EXERCISE DESCRIPTION: The entries below should be output exactly as written.

——————————

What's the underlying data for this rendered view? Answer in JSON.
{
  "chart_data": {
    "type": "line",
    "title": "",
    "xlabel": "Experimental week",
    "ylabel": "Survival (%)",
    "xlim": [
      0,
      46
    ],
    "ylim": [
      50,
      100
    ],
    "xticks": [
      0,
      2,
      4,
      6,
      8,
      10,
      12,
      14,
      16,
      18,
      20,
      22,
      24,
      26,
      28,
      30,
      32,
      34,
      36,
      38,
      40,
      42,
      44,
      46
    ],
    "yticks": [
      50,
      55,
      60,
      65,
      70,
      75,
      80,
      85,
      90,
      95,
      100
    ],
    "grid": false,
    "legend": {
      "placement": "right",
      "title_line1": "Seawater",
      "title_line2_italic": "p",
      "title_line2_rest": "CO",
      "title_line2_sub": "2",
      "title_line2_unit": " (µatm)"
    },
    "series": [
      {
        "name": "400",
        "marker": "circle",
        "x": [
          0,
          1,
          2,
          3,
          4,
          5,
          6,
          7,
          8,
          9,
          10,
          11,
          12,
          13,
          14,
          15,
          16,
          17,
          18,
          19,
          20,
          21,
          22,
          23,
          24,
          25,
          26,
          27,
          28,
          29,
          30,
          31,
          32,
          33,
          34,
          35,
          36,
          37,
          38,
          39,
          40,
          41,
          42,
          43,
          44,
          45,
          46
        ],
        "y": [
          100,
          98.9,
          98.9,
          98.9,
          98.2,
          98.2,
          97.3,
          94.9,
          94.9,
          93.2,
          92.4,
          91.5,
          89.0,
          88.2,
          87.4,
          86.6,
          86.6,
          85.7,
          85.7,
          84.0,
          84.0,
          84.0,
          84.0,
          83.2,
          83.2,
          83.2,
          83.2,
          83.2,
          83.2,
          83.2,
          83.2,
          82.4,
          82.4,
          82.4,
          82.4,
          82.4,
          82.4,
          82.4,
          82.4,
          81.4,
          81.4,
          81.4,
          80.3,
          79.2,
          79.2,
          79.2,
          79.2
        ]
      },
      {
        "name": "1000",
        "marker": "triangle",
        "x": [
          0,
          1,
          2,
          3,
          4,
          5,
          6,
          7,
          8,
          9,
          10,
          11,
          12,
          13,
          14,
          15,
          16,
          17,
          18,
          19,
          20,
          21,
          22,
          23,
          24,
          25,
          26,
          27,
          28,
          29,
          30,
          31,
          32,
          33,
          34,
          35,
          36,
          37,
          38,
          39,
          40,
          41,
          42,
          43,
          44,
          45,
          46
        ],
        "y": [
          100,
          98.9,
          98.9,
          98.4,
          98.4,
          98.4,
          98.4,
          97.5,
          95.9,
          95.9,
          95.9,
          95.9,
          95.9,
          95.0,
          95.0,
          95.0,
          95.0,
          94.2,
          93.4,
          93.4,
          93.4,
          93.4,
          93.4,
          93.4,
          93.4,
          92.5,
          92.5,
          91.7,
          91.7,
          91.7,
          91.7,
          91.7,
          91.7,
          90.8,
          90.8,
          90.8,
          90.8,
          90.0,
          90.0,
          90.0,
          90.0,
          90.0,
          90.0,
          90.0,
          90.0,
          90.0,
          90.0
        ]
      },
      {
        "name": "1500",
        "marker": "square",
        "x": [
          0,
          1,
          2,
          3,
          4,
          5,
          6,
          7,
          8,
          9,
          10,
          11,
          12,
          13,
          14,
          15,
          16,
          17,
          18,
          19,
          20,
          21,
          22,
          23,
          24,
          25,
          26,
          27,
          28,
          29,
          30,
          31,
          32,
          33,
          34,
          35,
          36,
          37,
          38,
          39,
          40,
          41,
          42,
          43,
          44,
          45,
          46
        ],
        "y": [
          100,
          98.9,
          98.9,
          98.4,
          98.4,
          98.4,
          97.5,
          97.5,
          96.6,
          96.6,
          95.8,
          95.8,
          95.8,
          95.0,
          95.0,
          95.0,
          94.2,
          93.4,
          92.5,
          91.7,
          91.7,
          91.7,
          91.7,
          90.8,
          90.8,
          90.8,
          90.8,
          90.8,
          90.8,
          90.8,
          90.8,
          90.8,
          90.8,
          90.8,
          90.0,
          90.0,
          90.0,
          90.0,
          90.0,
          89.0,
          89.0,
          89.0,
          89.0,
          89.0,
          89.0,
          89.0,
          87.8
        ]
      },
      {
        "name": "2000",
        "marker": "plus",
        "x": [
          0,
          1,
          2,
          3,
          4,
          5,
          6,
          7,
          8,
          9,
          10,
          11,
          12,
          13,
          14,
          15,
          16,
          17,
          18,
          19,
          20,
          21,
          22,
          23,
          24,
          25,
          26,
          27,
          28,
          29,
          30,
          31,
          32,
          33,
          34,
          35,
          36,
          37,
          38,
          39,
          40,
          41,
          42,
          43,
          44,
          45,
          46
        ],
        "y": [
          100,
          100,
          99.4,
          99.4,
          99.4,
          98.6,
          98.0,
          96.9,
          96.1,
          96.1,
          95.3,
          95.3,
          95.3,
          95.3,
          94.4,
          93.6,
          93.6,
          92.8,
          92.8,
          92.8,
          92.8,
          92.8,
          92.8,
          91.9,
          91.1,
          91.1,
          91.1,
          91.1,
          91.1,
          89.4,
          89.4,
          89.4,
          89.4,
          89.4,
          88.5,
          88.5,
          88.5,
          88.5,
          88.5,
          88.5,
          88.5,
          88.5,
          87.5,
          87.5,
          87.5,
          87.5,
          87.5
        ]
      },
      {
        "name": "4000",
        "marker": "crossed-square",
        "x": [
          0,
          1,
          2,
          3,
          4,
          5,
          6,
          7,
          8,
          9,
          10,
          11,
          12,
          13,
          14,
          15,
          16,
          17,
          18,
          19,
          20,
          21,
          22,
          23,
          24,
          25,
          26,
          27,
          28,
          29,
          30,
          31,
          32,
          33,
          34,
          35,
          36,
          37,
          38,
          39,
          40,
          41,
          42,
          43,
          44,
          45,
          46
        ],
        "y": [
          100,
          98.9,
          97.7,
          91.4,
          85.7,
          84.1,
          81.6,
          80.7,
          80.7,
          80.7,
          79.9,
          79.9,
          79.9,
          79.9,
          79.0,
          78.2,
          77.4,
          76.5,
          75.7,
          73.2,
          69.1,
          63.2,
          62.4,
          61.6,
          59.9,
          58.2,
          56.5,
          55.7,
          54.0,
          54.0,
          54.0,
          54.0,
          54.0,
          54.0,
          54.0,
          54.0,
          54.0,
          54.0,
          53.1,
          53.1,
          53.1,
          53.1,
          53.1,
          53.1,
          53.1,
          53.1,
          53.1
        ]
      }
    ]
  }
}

——————————

SOLUTION TO THIS PROBLEM:
What's the underlying data for this rendered view? Answer in JSON.
{
  "chart_data": {
    "type": "line",
    "title": "",
    "xlabel": "Experimental week",
    "ylabel": "Survival (%)",
    "xlim": [
      0,
      46
    ],
    "ylim": [
      50,
      100
    ],
    "xticks": [
      0,
      2,
      4,
      6,
      8,
      10,
      12,
      14,
      16,
      18,
      20,
      22,
      24,
      26,
      28,
      30,
      32,
      34,
      36,
      38,
      40,
      42,
      44,
      46
    ],
    "yticks": [
      50,
      55,
      60,
      65,
      70,
      75,
      80,
      85,
      90,
      95,
      100
    ],
    "grid": false,
    "legend": {
      "placement": "right",
      "title_line1": "Seawater",
      "title_line2_italic": "p",
      "title_line2_rest": "CO",
      "title_line2_sub": "2",
      "title_line2_unit": " (µatm)"
    },
    "series": [
      {
        "name": "400",
        "marker": "circle",
        "x": [
          0,
          1,
          2,
          3,
          4,
          5,
          6,
          7,
          8,
          9,
          10,
          11,
          12,
          13,
          14,
          15,
          16,
          17,
          18,
          19,
          20,
          21,
          22,
          23,
          24,
          25,
          26,
          27,
          28,
          29,
          30,
          31,
          32,
          33,
          34,
          35,
          36,
          37,
          38,
          39,
          40,
          41,
          42,
          43,
          44,
          45,
          46
        ],
        "y": [
          100,
          98.9,
          98.9,
          98.9,
          98.2,
          98.2,
          97.3,
          94.9,
          94.9,
          93.2,
          92.4,
          91.5,
          89.0,
          88.2,
          87.4,
          86.6,
          86.6,
          85.7,
          85.7,
          84.0,
          84.0,
          84.0,
          84.0,
          83.2,
          83.2,
          83.2,
          83.2,
          83.2,
          83.2,
          83.2,
          83.2,
          82.4,
          82.4,
          82.4,
          82.4,
          82.4,
          82.4,
          82.4,
          82.4,
          81.4,
          81.4,
          81.4,
          80.3,
          79.2,
          79.2,
          79.2,
          79.2
        ]
      },
      {
        "name": "1000",
        "marker": "triangle",
        "x": [
          0,
          1,
          2,
          3,
          4,
          5,
          6,
          7,
          8,
          9,
          10,
          11,
          12,
          13,
          14,
          15,
          16,
          17,
          18,
          19,
          20,
          21,
          22,
          23,
          24,
          25,
          26,
          27,
          28,
          29,
          30,
          31,
          32,
          33,
          34,
          35,
          36,
          37,
          38,
          39,
          40,
          41,
          42,
          43,
          44,
          45,
          46
        ],
        "y": [
          100,
          98.9,
          98.9,
          98.4,
          98.4,
          98.4,
          98.4,
          97.5,
          95.9,
          95.9,
          95.9,
          95.9,
          95.9,
          95.0,
          95.0,
          95.0,
          95.0,
          94.2,
          93.4,
          93.4,
          93.4,
          93.4,
          93.4,
          93.4,
          93.4,
          92.5,
          92.5,
          91.7,
          91.7,
          91.7,
          91.7,
          91.7,
          91.7,
          90.8,
          90.8,
          90.8,
          90.8,
          90.0,
          90.0,
          90.0,
          90.0,
          90.0,
          90.0,
          90.0,
          90.0,
          90.0,
          90.0
        ]
      },
      {
        "name": "1500",
        "marker": "square",
        "x": [
          0,
          1,
          2,
          3,
          4,
          5,
          6,
          7,
          8,
          9,
          10,
          11,
          12,
          13,
          14,
          15,
          16,
          17,
          18,
          19,
          20,
          21,
          22,
          23,
          24,
          25,
          26,
          27,
          28,
          29,
          30,
          31,
          32,
          33,
          34,
          35,
          36,
          37,
          38,
          39,
          40,
          41,
          42,
          43,
          44,
          45,
          46
        ],
        "y": [
          100,
          98.9,
          98.9,
          98.4,
          98.4,
          98.4,
          97.5,
          97.5,
          96.6,
          96.6,
          95.8,
          95.8,
          95.8,
          95.0,
          95.0,
          95.0,
          94.2,
          93.4,
          92.5,
          91.7,
          91.7,
          91.7,
          91.7,
          90.8,
          90.8,
          90.8,
          90.8,
          90.8,
          90.8,
          90.8,
          90.8,
          90.8,
          90.8,
          90.8,
          90.0,
          90.0,
          90.0,
          90.0,
          90.0,
          89.0,
          89.0,
          89.0,
          89.0,
          89.0,
          89.0,
          89.0,
          87.8
        ]
      },
      {
        "name": "2000",
        "marker": "plus",
        "x": [
          0,
          1,
          2,
          3,
          4,
          5,
          6,
          7,
          8,
          9,
          10,
          11,
          12,
          13,
          14,
          15,
          16,
          17,
          18,
          19,
          20,
          21,
          22,
          23,
          24,
          25,
          26,
          27,
          28,
          29,
          30,
          31,
          32,
          33,
          34,
          35,
          36,
          37,
          38,
          39,
          40,
          41,
          42,
          43,
          44,
          45,
          46
        ],
        "y": [
          100,
          100,
          99.4,
          99.4,
          99.4,
          98.6,
          98.0,
          96.9,
          96.1,
          96.1,
          95.3,
          95.3,
          95.3,
          95.3,
          94.4,
          93.6,
          93.6,
          92.8,
          92.8,
          92.8,
          92.8,
          92.8,
          92.8,
          91.9,
          91.1,
          91.1,
          91.1,
          91.1,
          91.1,
          89.4,
          89.4,
          89.4,
          89.4,
          89.4,
          88.5,
          88.5,
          88.5,
          88.5,
          88.5,
          88.5,
          88.5,
          88.5,
          87.5,
          87.5,
          87.5,
          87.5,
          87.5
        ]
      },
      {
        "name": "4000",
        "marker": "crossed-square",
        "x": [
          0,
          1,
          2,
          3,
          4,
          5,
          6,
          7,
          8,
          9,
          10,
          11,
          12,
          13,
          14,
          15,
          16,
          17,
          18,
          19,
          20,
          21,
          22,
          23,
          24,
          25,
          26,
          27,
          28,
          29,
          30,
          31,
          32,
          33,
          34,
          35,
          36,
          37,
          38,
          39,
          40,
          41,
          42,
          43,
          44,
          45,
          46
        ],
        "y": [
          100,
          98.9,
          97.7,
          91.4,
          85.7,
          84.1,
          81.6,
          80.7,
          80.7,
          80.7,
          79.9,
          79.9,
          79.9,
          79.9,
          79.0,
          78.2,
          77.4,
          76.5,
          75.7,
          73.2,
          69.1,
          63.2,
          62.4,
          61.6,
          59.9,
          58.2,
          56.5,
          55.7,
          54.0,
          54.0,
          54.0,
          54.0,
          54.0,
          54.0,
          54.0,
          54.0,
          54.0,
          54.0,
          53.1,
          53.1,
          53.1,
          53.1,
          53.1,
          53.1,
          53.1,
          53.1,
          53.1
        ]
      }
    ]
  }
}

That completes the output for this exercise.